EXERCISE -
Set the listing down unchanged, minus every embedded image.

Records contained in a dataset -
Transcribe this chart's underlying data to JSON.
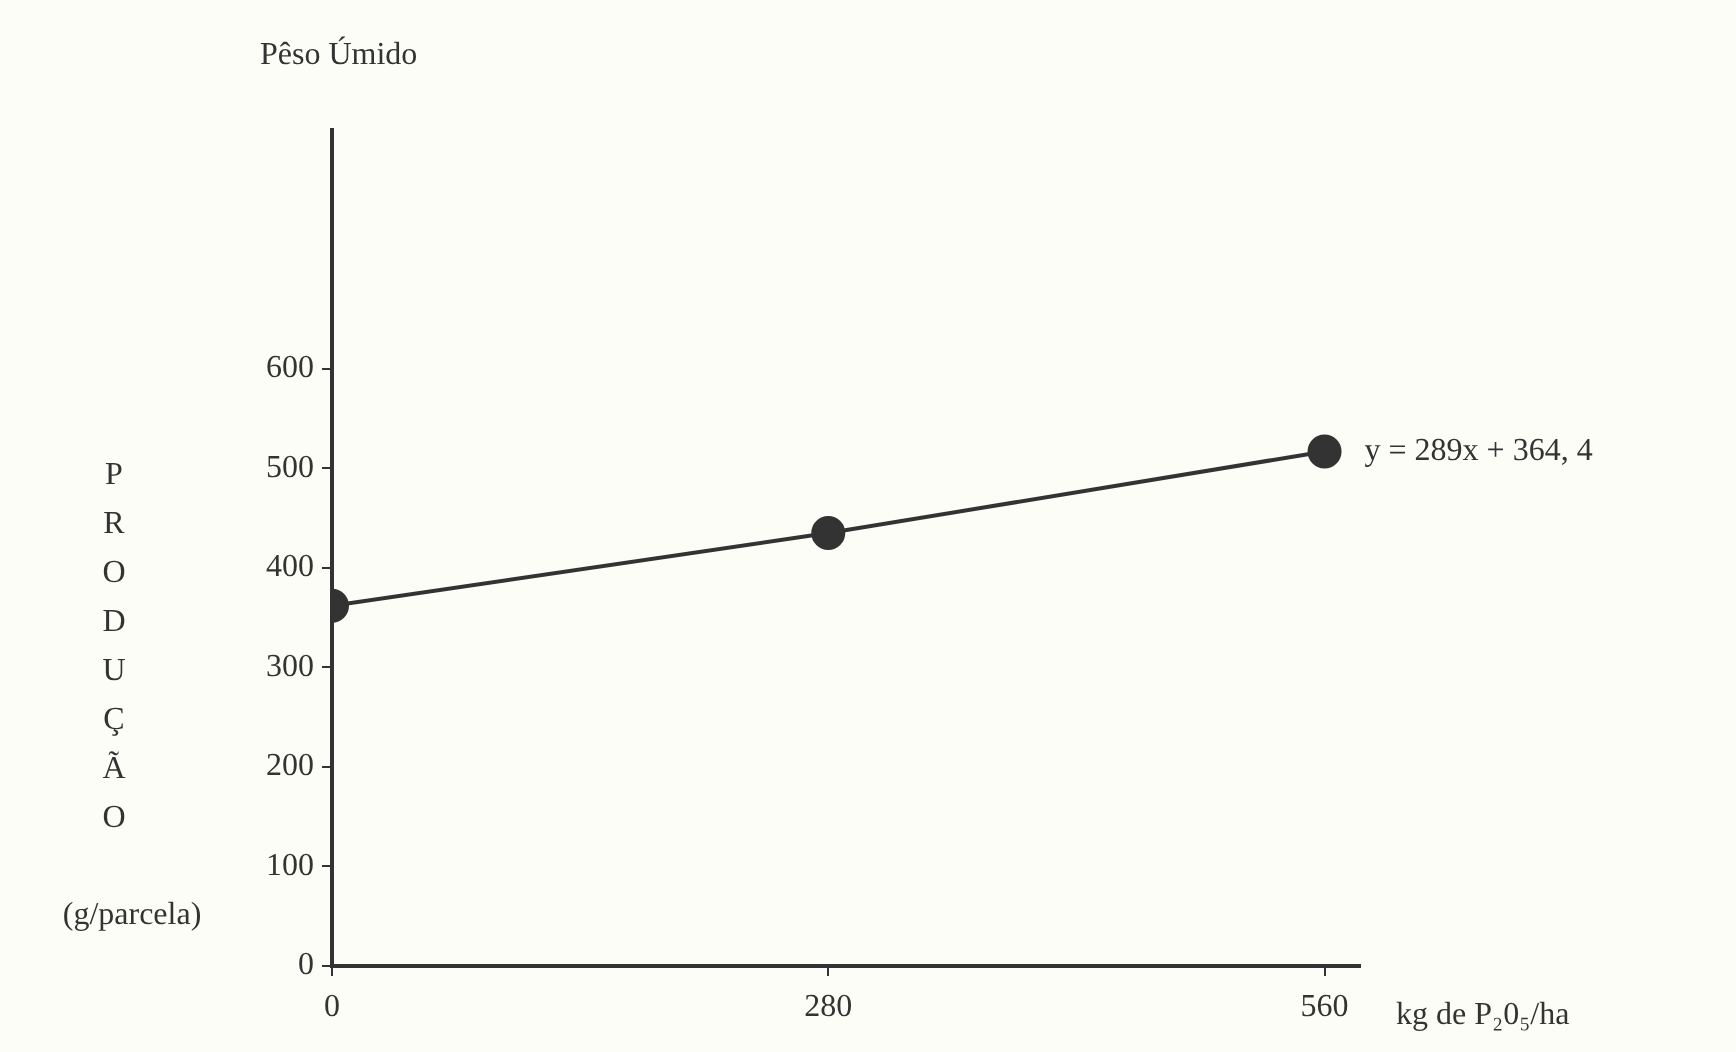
{
  "chart_data": {
    "type": "line",
    "title": "Pêso Úmido",
    "xlabel": "kg de P₂0₅/ha",
    "ylabel": "PRODUÇÃO (g/parcela)",
    "x": [
      0,
      280,
      560
    ],
    "series": [
      {
        "color": "#333333",
        "values": [
          362,
          435,
          517
        ]
      }
    ],
    "xlim": [
      0,
      580
    ],
    "xticks": [
      0,
      280,
      560
    ],
    "ylim": [
      0,
      840
    ],
    "yticks": [
      0,
      100,
      200,
      300,
      400,
      500,
      600
    ],
    "annotations": [
      {
        "text": "y = 289x + 364, 4",
        "x": 560,
        "y": 517
      }
    ],
    "marker": "circle",
    "line_style": "solid",
    "grid": false,
    "legend": false
  }
}
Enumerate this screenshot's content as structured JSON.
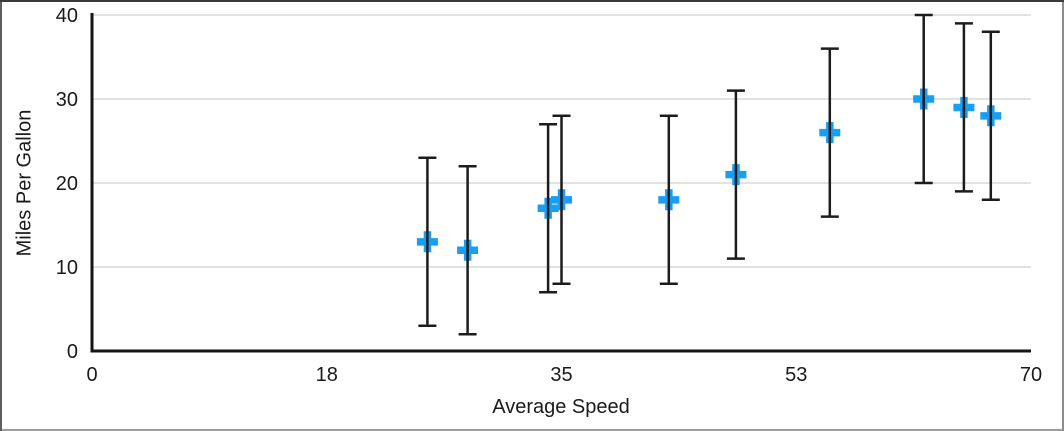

EXERCISE ANSWER -
Transcribe this chart's underlying data to JSON.
{
  "chart_data": {
    "type": "line",
    "title": "Pêso Úmido",
    "xlabel": "kg de P₂0₅/ha",
    "ylabel": "PRODUÇÃO (g/parcela)",
    "x": [
      0,
      280,
      560
    ],
    "series": [
      {
        "color": "#333333",
        "values": [
          362,
          435,
          517
        ]
      }
    ],
    "xlim": [
      0,
      580
    ],
    "xticks": [
      0,
      280,
      560
    ],
    "ylim": [
      0,
      840
    ],
    "yticks": [
      0,
      100,
      200,
      300,
      400,
      500,
      600
    ],
    "annotations": [
      {
        "text": "y = 289x + 364, 4",
        "x": 560,
        "y": 517
      }
    ],
    "marker": "circle",
    "line_style": "solid",
    "grid": false,
    "legend": false
  }
}
Enumerate this screenshot's content as structured JSON.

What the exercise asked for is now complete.